#### Problem description:
Drop the images; return everything else in the listing below exactly.

Dataset excerpts:
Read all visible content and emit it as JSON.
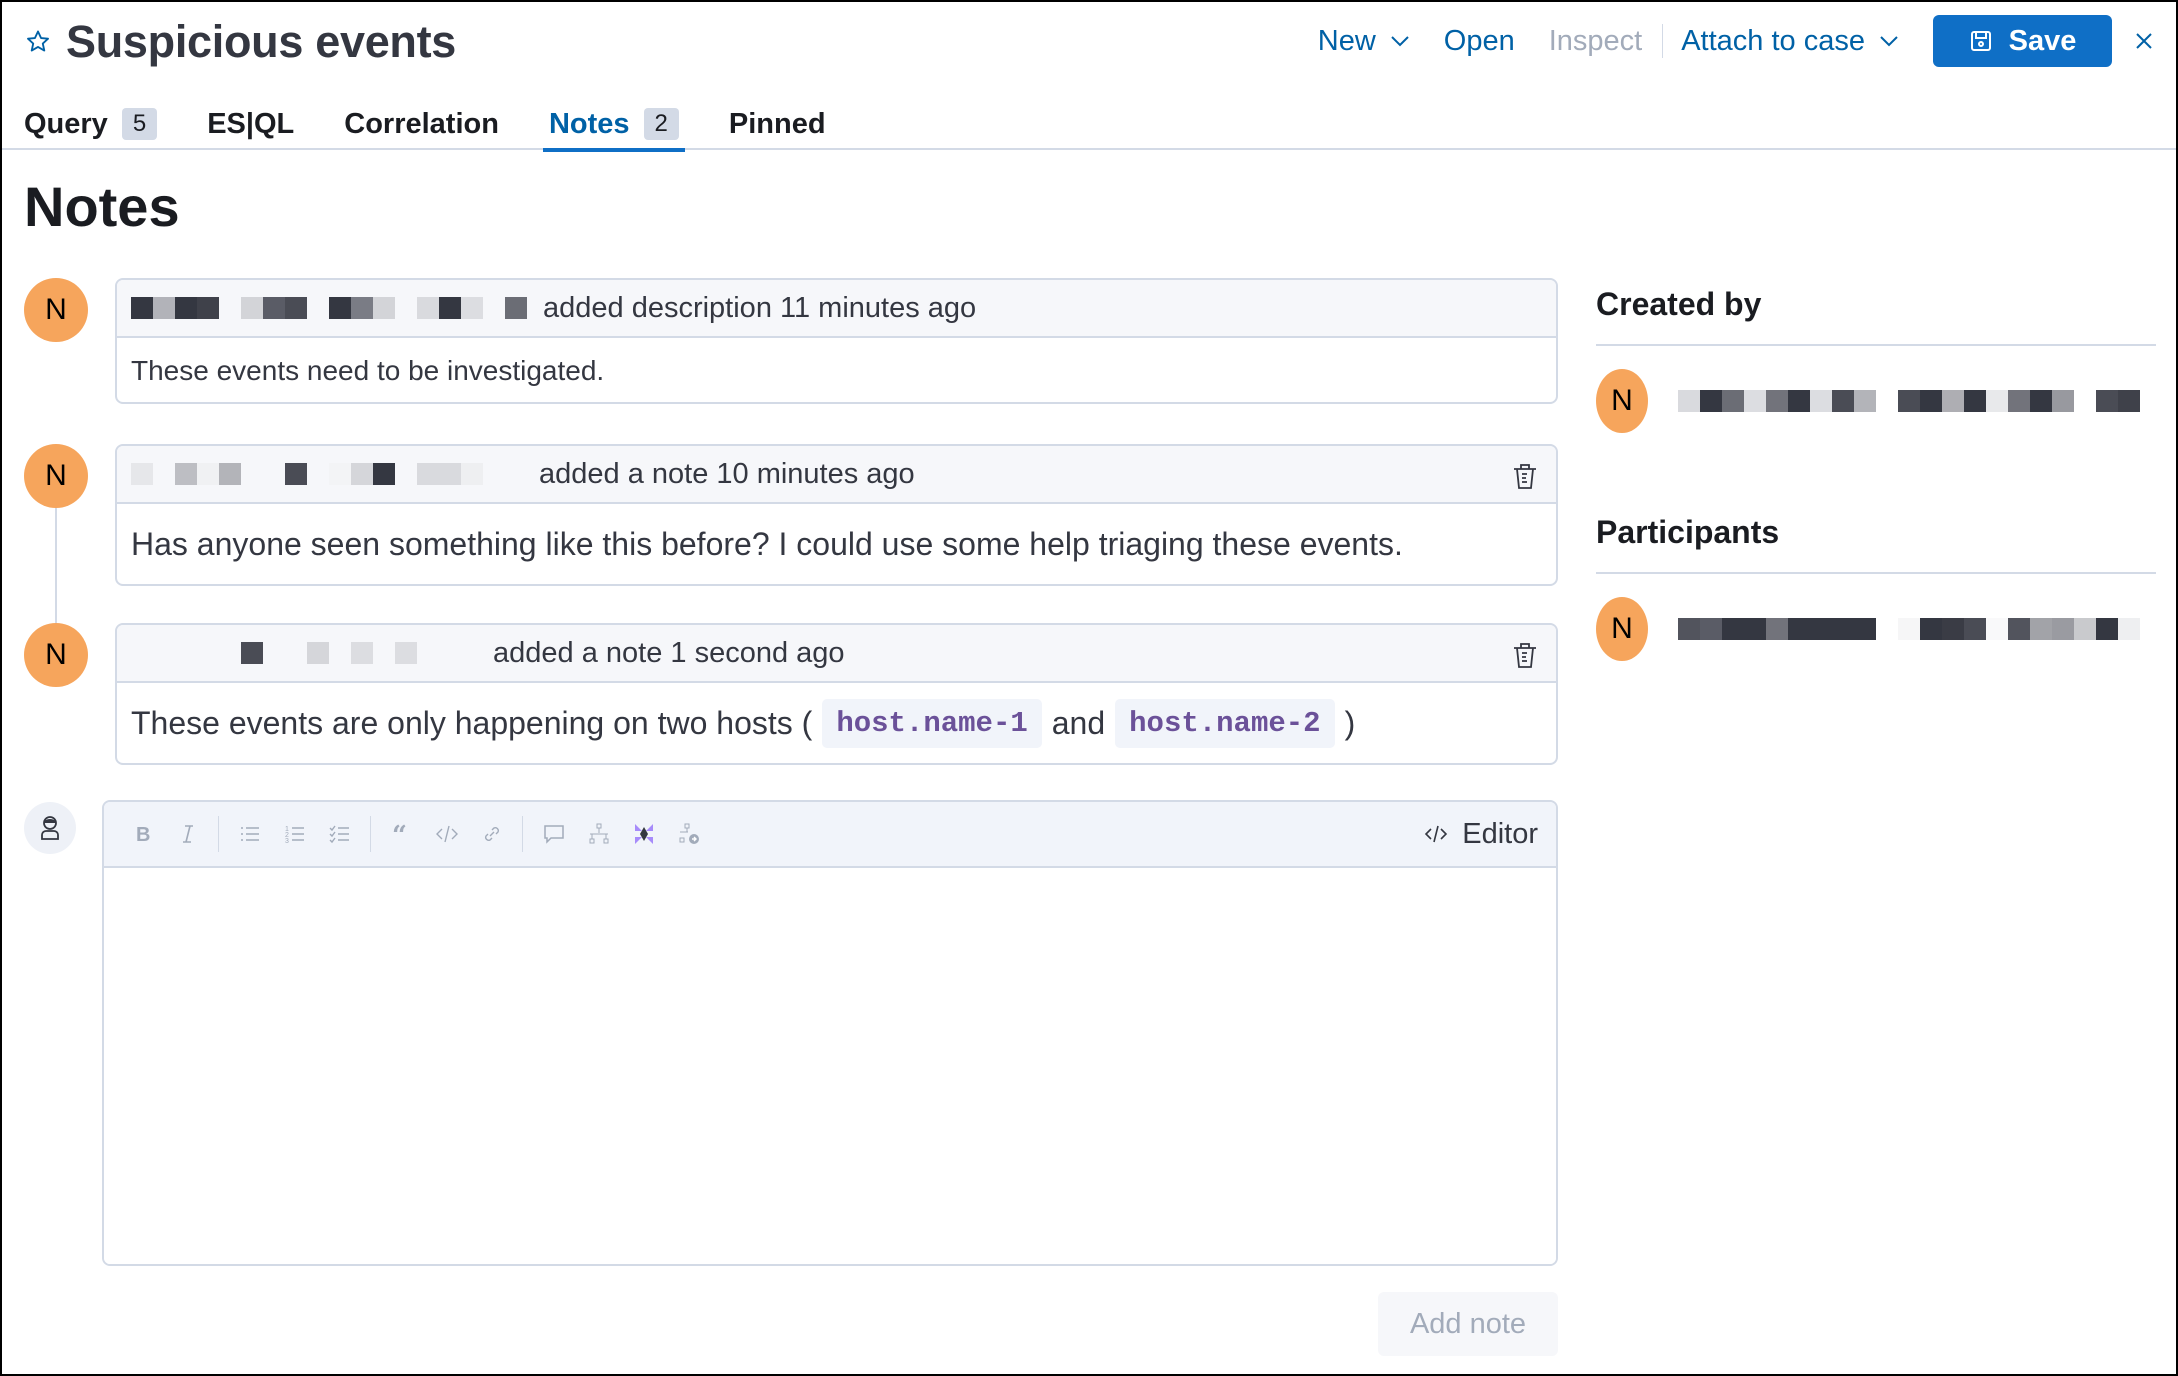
{
  "header": {
    "title": "Suspicious events",
    "actions": {
      "new": "New",
      "open": "Open",
      "inspect": "Inspect",
      "attach": "Attach to case",
      "save": "Save"
    }
  },
  "tabs": [
    {
      "label": "Query",
      "count": "5"
    },
    {
      "label": "ES|QL"
    },
    {
      "label": "Correlation"
    },
    {
      "label": "Notes",
      "count": "2",
      "active": true
    },
    {
      "label": "Pinned"
    }
  ],
  "main": {
    "page_title": "Notes",
    "notes": [
      {
        "avatar": "N",
        "user": "[redacted]",
        "action": "added description 11 minutes ago",
        "text": "These events need to be investigated.",
        "deletable": false
      },
      {
        "avatar": "N",
        "user": "[redacted]",
        "action": "added a note 10 minutes ago",
        "text": "Has anyone seen something like this before? I could use some help triaging these events.",
        "deletable": true
      },
      {
        "avatar": "N",
        "user": "[redacted]",
        "action": "added a note 1 second ago",
        "text_parts": {
          "before": "These events are only happening on two hosts (",
          "code1": "host.name-1",
          "middle": "and",
          "code2": "host.name-2",
          "after": ")"
        },
        "deletable": true
      }
    ],
    "editor": {
      "toolbar": [
        "bold",
        "italic",
        "unordered-list",
        "ordered-list",
        "task-list",
        "quote",
        "code",
        "link",
        "comment",
        "timeline",
        "ai-assistant",
        "insight"
      ],
      "mode_toggle": "Editor",
      "value": "",
      "submit": "Add note"
    }
  },
  "sidebar": {
    "created_by": {
      "heading": "Created by",
      "avatar": "N",
      "name": "[redacted]"
    },
    "participants": {
      "heading": "Participants",
      "items": [
        {
          "avatar": "N",
          "name": "[redacted]"
        }
      ]
    }
  },
  "colors": {
    "accent": "#0f6fc6",
    "link": "#0061a6",
    "avatar": "#f6a55c",
    "code_text": "#6b5199",
    "border": "#d3dae6"
  }
}
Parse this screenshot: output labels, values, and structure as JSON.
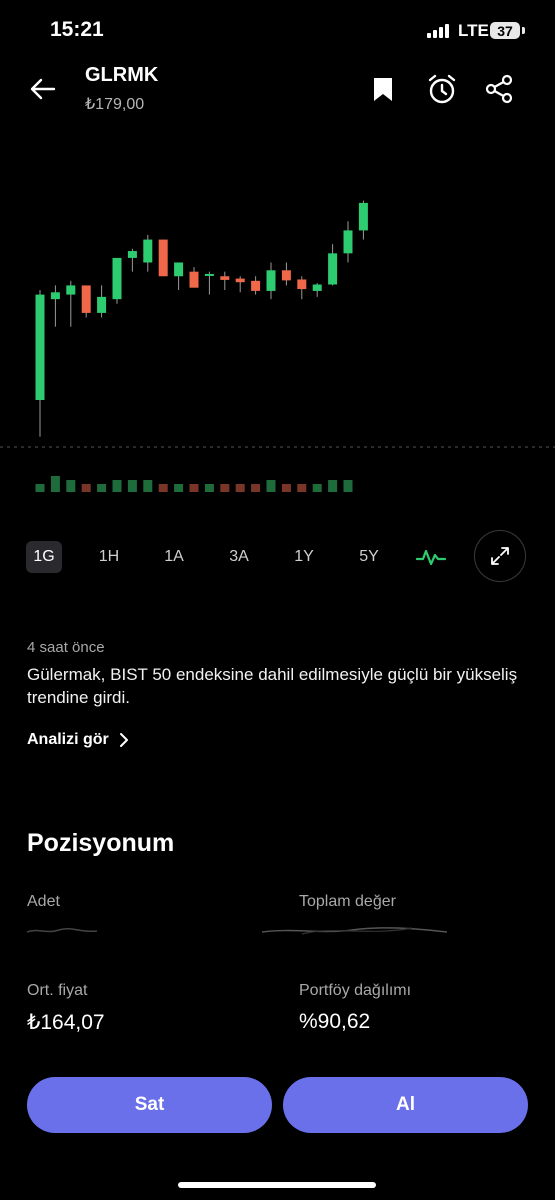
{
  "status": {
    "time": "15:21",
    "network": "LTE",
    "battery": "37"
  },
  "header": {
    "ticker": "GLRMK",
    "price": "₺179,00"
  },
  "chart_data": {
    "type": "candlestick",
    "candles": [
      {
        "o": 142,
        "h": 166,
        "l": 134,
        "c": 165
      },
      {
        "o": 164,
        "h": 167,
        "l": 158,
        "c": 165.5
      },
      {
        "o": 165,
        "h": 168,
        "l": 158,
        "c": 167
      },
      {
        "o": 167,
        "h": 165,
        "l": 160,
        "c": 161
      },
      {
        "o": 161,
        "h": 167,
        "l": 160,
        "c": 164.5
      },
      {
        "o": 164,
        "h": 172,
        "l": 163,
        "c": 173
      },
      {
        "o": 173,
        "h": 175,
        "l": 170,
        "c": 174.5
      },
      {
        "o": 172,
        "h": 178,
        "l": 170,
        "c": 177
      },
      {
        "o": 177,
        "h": 177,
        "l": 169,
        "c": 169
      },
      {
        "o": 169,
        "h": 172,
        "l": 166,
        "c": 172
      },
      {
        "o": 170,
        "h": 171,
        "l": 167,
        "c": 166.5
      },
      {
        "o": 169.5,
        "h": 170,
        "l": 165,
        "c": 169.5
      },
      {
        "o": 169,
        "h": 170,
        "l": 166,
        "c": 168.2
      },
      {
        "o": 168.5,
        "h": 169,
        "l": 165.5,
        "c": 167.7
      },
      {
        "o": 168,
        "h": 169,
        "l": 165,
        "c": 165.8
      },
      {
        "o": 165.8,
        "h": 172,
        "l": 164,
        "c": 170.3
      },
      {
        "o": 170.3,
        "h": 172,
        "l": 167,
        "c": 168.1
      },
      {
        "o": 168.3,
        "h": 169,
        "l": 164,
        "c": 166.2
      },
      {
        "o": 165.8,
        "h": 167.5,
        "l": 164.5,
        "c": 167.2
      },
      {
        "o": 167.2,
        "h": 176,
        "l": 167,
        "c": 174
      },
      {
        "o": 174,
        "h": 181,
        "l": 172,
        "c": 179
      },
      {
        "o": 179,
        "h": 185.5,
        "l": 177,
        "c": 185
      }
    ],
    "volume": [
      2,
      4,
      3,
      2,
      2,
      3,
      3,
      3,
      2,
      2,
      2,
      2,
      2,
      2,
      2,
      3,
      2,
      2,
      2,
      3,
      3,
      0
    ],
    "ylim": [
      130,
      190
    ],
    "grid": false
  },
  "ranges": [
    {
      "label": "1G",
      "active": true
    },
    {
      "label": "1H",
      "active": false
    },
    {
      "label": "1A",
      "active": false
    },
    {
      "label": "3A",
      "active": false
    },
    {
      "label": "1Y",
      "active": false
    },
    {
      "label": "5Y",
      "active": false
    }
  ],
  "news": {
    "time": "4 saat önce",
    "text": "Gülermak, BIST 50 endeksine dahil edilmesiyle güçlü bir yükseliş trendine girdi.",
    "link_label": "Analizi gör"
  },
  "position": {
    "title": "Pozisyonum",
    "qty_label": "Adet",
    "total_label": "Toplam değer",
    "avg_label": "Ort. fiyat",
    "avg_value": "₺164,07",
    "share_label": "Portföy dağılımı",
    "share_value": "%90,62"
  },
  "actions": {
    "sell_label": "Sat",
    "buy_label": "Al"
  },
  "colors": {
    "up": "#2ecc71",
    "down": "#f0674a",
    "accent": "#6a70ea"
  }
}
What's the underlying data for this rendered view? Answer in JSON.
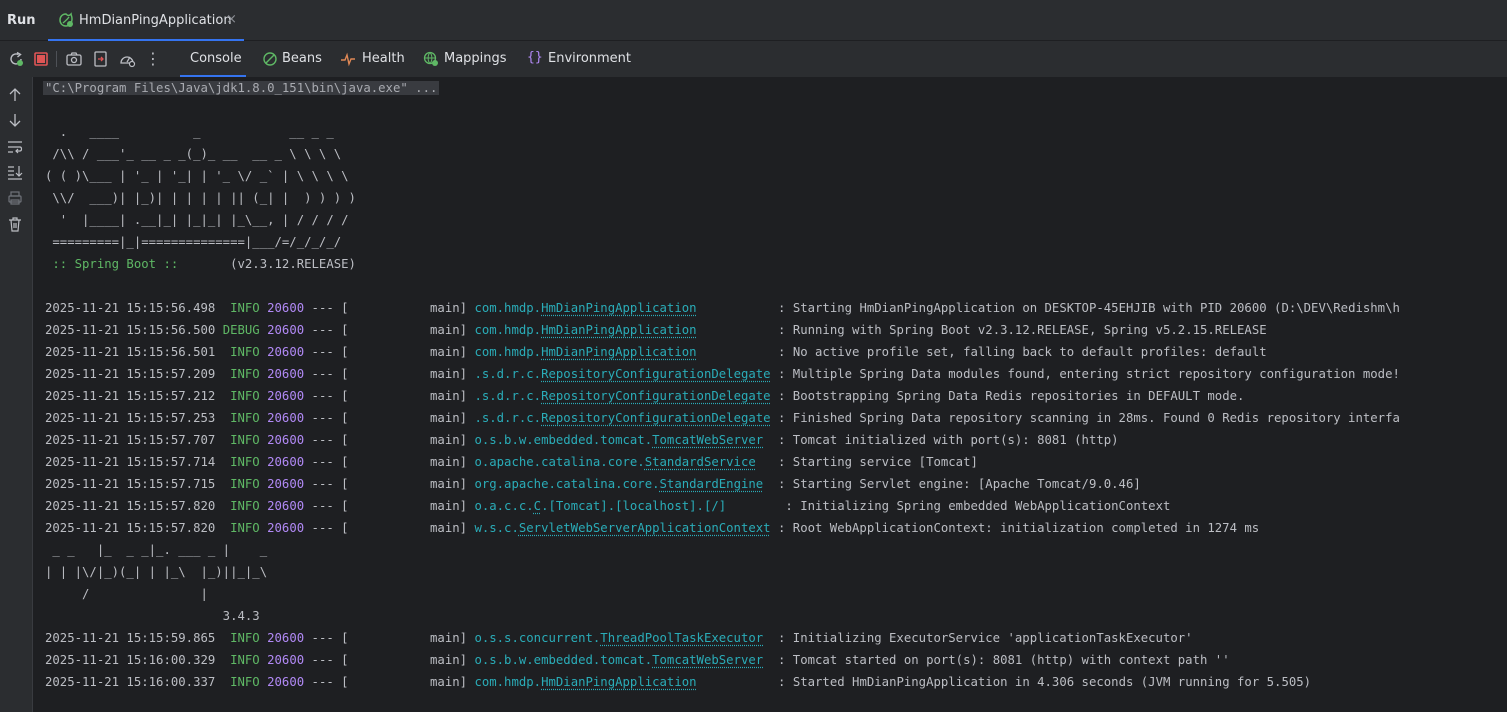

#### Finished exercise:
Read all visible content and emit it as JSON.
{
  "header": {
    "title": "Suspicious events",
    "actions": {
      "new": "New",
      "open": "Open",
      "inspect": "Inspect",
      "attach": "Attach to case",
      "save": "Save"
    }
  },
  "tabs": [
    {
      "label": "Query",
      "count": "5"
    },
    {
      "label": "ES|QL"
    },
    {
      "label": "Correlation"
    },
    {
      "label": "Notes",
      "count": "2",
      "active": true
    },
    {
      "label": "Pinned"
    }
  ],
  "main": {
    "page_title": "Notes",
    "notes": [
      {
        "avatar": "N",
        "user": "[redacted]",
        "action": "added description 11 minutes ago",
        "text": "These events need to be investigated.",
        "deletable": false
      },
      {
        "avatar": "N",
        "user": "[redacted]",
        "action": "added a note 10 minutes ago",
        "text": "Has anyone seen something like this before? I could use some help triaging these events.",
        "deletable": true
      },
      {
        "avatar": "N",
        "user": "[redacted]",
        "action": "added a note 1 second ago",
        "text_parts": {
          "before": "These events are only happening on two hosts (",
          "code1": "host.name-1",
          "middle": "and",
          "code2": "host.name-2",
          "after": ")"
        },
        "deletable": true
      }
    ],
    "editor": {
      "toolbar": [
        "bold",
        "italic",
        "unordered-list",
        "ordered-list",
        "task-list",
        "quote",
        "code",
        "link",
        "comment",
        "timeline",
        "ai-assistant",
        "insight"
      ],
      "mode_toggle": "Editor",
      "value": "",
      "submit": "Add note"
    }
  },
  "sidebar": {
    "created_by": {
      "heading": "Created by",
      "avatar": "N",
      "name": "[redacted]"
    },
    "participants": {
      "heading": "Participants",
      "items": [
        {
          "avatar": "N",
          "name": "[redacted]"
        }
      ]
    }
  },
  "colors": {
    "accent": "#0f6fc6",
    "link": "#0061a6",
    "avatar": "#f6a55c",
    "code_text": "#6b5199",
    "border": "#d3dae6"
  }
}
Parse this screenshot: output labels, values, and structure as JSON.
{
  "status": {
    "time": "15:21",
    "network": "LTE",
    "battery": "37"
  },
  "header": {
    "ticker": "GLRMK",
    "price": "₺179,00"
  },
  "chart_data": {
    "type": "candlestick",
    "candles": [
      {
        "o": 142,
        "h": 166,
        "l": 134,
        "c": 165
      },
      {
        "o": 164,
        "h": 167,
        "l": 158,
        "c": 165.5
      },
      {
        "o": 165,
        "h": 168,
        "l": 158,
        "c": 167
      },
      {
        "o": 167,
        "h": 165,
        "l": 160,
        "c": 161
      },
      {
        "o": 161,
        "h": 167,
        "l": 160,
        "c": 164.5
      },
      {
        "o": 164,
        "h": 172,
        "l": 163,
        "c": 173
      },
      {
        "o": 173,
        "h": 175,
        "l": 170,
        "c": 174.5
      },
      {
        "o": 172,
        "h": 178,
        "l": 170,
        "c": 177
      },
      {
        "o": 177,
        "h": 177,
        "l": 169,
        "c": 169
      },
      {
        "o": 169,
        "h": 172,
        "l": 166,
        "c": 172
      },
      {
        "o": 170,
        "h": 171,
        "l": 167,
        "c": 166.5
      },
      {
        "o": 169.5,
        "h": 170,
        "l": 165,
        "c": 169.5
      },
      {
        "o": 169,
        "h": 170,
        "l": 166,
        "c": 168.2
      },
      {
        "o": 168.5,
        "h": 169,
        "l": 165.5,
        "c": 167.7
      },
      {
        "o": 168,
        "h": 169,
        "l": 165,
        "c": 165.8
      },
      {
        "o": 165.8,
        "h": 172,
        "l": 164,
        "c": 170.3
      },
      {
        "o": 170.3,
        "h": 172,
        "l": 167,
        "c": 168.1
      },
      {
        "o": 168.3,
        "h": 169,
        "l": 164,
        "c": 166.2
      },
      {
        "o": 165.8,
        "h": 167.5,
        "l": 164.5,
        "c": 167.2
      },
      {
        "o": 167.2,
        "h": 176,
        "l": 167,
        "c": 174
      },
      {
        "o": 174,
        "h": 181,
        "l": 172,
        "c": 179
      },
      {
        "o": 179,
        "h": 185.5,
        "l": 177,
        "c": 185
      }
    ],
    "volume": [
      2,
      4,
      3,
      2,
      2,
      3,
      3,
      3,
      2,
      2,
      2,
      2,
      2,
      2,
      2,
      3,
      2,
      2,
      2,
      3,
      3,
      0
    ],
    "ylim": [
      130,
      190
    ],
    "grid": false
  },
  "ranges": [
    {
      "label": "1G",
      "active": true
    },
    {
      "label": "1H",
      "active": false
    },
    {
      "label": "1A",
      "active": false
    },
    {
      "label": "3A",
      "active": false
    },
    {
      "label": "1Y",
      "active": false
    },
    {
      "label": "5Y",
      "active": false
    }
  ],
  "news": {
    "time": "4 saat önce",
    "text": "Gülermak, BIST 50 endeksine dahil edilmesiyle güçlü bir yükseliş trendine girdi.",
    "link_label": "Analizi gör"
  },
  "position": {
    "title": "Pozisyonum",
    "qty_label": "Adet",
    "total_label": "Toplam değer",
    "avg_label": "Ort. fiyat",
    "avg_value": "₺164,07",
    "share_label": "Portföy dağılımı",
    "share_value": "%90,62"
  },
  "actions": {
    "sell_label": "Sat",
    "buy_label": "Al"
  },
  "colors": {
    "up": "#2ecc71",
    "down": "#f0674a",
    "accent": "#6a70ea"
  }
}
What's the underlying data for this rendered view? Answer in JSON.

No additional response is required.